→ Task details
The entries that follow should be written out exactly.

→ Material provided
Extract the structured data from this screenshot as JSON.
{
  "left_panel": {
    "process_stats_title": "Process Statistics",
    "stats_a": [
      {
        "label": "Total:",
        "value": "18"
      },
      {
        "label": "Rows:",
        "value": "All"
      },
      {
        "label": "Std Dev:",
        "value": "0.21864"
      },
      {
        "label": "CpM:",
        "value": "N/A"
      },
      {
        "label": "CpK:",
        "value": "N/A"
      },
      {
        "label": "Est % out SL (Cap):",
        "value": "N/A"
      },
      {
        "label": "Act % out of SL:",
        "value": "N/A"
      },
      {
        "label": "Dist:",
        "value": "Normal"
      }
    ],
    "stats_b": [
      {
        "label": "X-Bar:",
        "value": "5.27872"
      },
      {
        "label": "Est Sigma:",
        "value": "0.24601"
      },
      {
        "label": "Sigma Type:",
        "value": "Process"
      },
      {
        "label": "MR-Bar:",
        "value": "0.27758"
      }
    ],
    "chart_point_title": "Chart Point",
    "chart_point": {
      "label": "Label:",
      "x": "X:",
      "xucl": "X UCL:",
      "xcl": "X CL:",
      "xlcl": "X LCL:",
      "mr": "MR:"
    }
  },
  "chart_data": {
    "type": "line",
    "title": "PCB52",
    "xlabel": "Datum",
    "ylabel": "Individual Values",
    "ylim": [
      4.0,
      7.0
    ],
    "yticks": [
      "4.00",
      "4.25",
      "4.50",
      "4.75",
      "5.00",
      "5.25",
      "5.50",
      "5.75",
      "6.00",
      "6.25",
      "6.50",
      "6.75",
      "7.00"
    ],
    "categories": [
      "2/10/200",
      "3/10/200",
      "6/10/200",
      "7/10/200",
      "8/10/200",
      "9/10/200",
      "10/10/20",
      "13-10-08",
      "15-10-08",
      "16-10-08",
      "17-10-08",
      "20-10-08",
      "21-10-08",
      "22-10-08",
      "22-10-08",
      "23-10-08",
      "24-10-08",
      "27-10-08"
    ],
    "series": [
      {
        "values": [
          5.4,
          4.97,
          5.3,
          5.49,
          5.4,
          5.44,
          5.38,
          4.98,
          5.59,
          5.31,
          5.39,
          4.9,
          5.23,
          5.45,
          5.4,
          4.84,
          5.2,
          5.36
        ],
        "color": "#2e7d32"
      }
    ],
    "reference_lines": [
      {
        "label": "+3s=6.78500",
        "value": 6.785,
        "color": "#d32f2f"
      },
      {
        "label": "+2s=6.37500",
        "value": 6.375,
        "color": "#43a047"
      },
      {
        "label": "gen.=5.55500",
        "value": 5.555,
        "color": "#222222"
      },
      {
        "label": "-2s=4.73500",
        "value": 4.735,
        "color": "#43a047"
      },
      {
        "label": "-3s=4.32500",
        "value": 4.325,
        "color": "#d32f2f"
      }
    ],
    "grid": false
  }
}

→ Reply
Extract the structured data from this screenshot as JSON.
{
  "left_panel": {
    "process_stats_title": "Process Statistics",
    "stats_a": [
      {
        "label": "Total:",
        "value": "18"
      },
      {
        "label": "Rows:",
        "value": "All"
      },
      {
        "label": "Std Dev:",
        "value": "0.21864"
      },
      {
        "label": "CpM:",
        "value": "N/A"
      },
      {
        "label": "CpK:",
        "value": "N/A"
      },
      {
        "label": "Est % out SL (Cap):",
        "value": "N/A"
      },
      {
        "label": "Act % out of SL:",
        "value": "N/A"
      },
      {
        "label": "Dist:",
        "value": "Normal"
      }
    ],
    "stats_b": [
      {
        "label": "X-Bar:",
        "value": "5.27872"
      },
      {
        "label": "Est Sigma:",
        "value": "0.24601"
      },
      {
        "label": "Sigma Type:",
        "value": "Process"
      },
      {
        "label": "MR-Bar:",
        "value": "0.27758"
      }
    ],
    "chart_point_title": "Chart Point",
    "chart_point": {
      "label": "Label:",
      "x": "X:",
      "xucl": "X UCL:",
      "xcl": "X CL:",
      "xlcl": "X LCL:",
      "mr": "MR:"
    }
  },
  "chart_data": {
    "type": "line",
    "title": "PCB52",
    "xlabel": "Datum",
    "ylabel": "Individual Values",
    "ylim": [
      4.0,
      7.0
    ],
    "yticks": [
      "4.00",
      "4.25",
      "4.50",
      "4.75",
      "5.00",
      "5.25",
      "5.50",
      "5.75",
      "6.00",
      "6.25",
      "6.50",
      "6.75",
      "7.00"
    ],
    "categories": [
      "2/10/200",
      "3/10/200",
      "6/10/200",
      "7/10/200",
      "8/10/200",
      "9/10/200",
      "10/10/20",
      "13-10-08",
      "15-10-08",
      "16-10-08",
      "17-10-08",
      "20-10-08",
      "21-10-08",
      "22-10-08",
      "22-10-08",
      "23-10-08",
      "24-10-08",
      "27-10-08"
    ],
    "series": [
      {
        "values": [
          5.4,
          4.97,
          5.3,
          5.49,
          5.4,
          5.44,
          5.38,
          4.98,
          5.59,
          5.31,
          5.39,
          4.9,
          5.23,
          5.45,
          5.4,
          4.84,
          5.2,
          5.36
        ],
        "color": "#2e7d32"
      }
    ],
    "reference_lines": [
      {
        "label": "+3s=6.78500",
        "value": 6.785,
        "color": "#d32f2f"
      },
      {
        "label": "+2s=6.37500",
        "value": 6.375,
        "color": "#43a047"
      },
      {
        "label": "gen.=5.55500",
        "value": 5.555,
        "color": "#222222"
      },
      {
        "label": "-2s=4.73500",
        "value": 4.735,
        "color": "#43a047"
      },
      {
        "label": "-3s=4.32500",
        "value": 4.325,
        "color": "#d32f2f"
      }
    ],
    "grid": false
  }
}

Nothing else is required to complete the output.